:: Stored rows
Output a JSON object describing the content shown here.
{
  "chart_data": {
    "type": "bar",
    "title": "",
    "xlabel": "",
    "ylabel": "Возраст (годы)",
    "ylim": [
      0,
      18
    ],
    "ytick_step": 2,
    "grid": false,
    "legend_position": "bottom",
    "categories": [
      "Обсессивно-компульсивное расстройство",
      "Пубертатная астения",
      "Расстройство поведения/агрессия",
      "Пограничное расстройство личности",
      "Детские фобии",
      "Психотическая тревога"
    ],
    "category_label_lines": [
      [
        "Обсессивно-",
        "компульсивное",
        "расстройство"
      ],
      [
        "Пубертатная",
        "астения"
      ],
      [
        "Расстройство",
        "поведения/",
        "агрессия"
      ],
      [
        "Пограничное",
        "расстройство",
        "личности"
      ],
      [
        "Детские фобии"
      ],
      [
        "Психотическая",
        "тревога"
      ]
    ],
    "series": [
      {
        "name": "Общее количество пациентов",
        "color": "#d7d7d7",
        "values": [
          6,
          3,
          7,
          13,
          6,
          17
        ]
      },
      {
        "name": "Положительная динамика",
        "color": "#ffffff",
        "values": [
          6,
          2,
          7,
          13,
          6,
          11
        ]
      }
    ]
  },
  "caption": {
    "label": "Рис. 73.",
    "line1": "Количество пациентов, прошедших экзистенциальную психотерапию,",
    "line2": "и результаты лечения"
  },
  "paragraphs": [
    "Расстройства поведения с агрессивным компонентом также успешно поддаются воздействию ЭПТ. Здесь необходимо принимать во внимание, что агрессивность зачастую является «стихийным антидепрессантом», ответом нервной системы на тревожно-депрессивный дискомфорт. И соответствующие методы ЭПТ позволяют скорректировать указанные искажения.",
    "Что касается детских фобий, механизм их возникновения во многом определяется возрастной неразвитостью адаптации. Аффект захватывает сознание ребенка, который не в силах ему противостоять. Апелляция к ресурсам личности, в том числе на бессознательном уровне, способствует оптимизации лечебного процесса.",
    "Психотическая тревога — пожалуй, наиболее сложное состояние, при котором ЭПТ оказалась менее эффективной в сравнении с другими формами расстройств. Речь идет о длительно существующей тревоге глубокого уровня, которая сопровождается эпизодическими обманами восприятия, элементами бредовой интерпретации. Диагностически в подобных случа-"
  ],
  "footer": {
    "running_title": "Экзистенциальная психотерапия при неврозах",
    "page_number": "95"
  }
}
::::
Work to do: Show the lines of the data that hold the word "Психотическая".

Exercise response:
      "Психотическая тревога"
        "Психотическая",
    "Психотическая тревога — пожалуй, наиболее сложное состояние, при котором ЭПТ оказалась менее эффективной в сравнении с другими формами расстройств. Речь идет о длительно существующей тревоге глубокого уровня, которая сопровождается эпизодическими обманами восприятия, элементами бредовой интерпретации. Диагностически в подобных случа-"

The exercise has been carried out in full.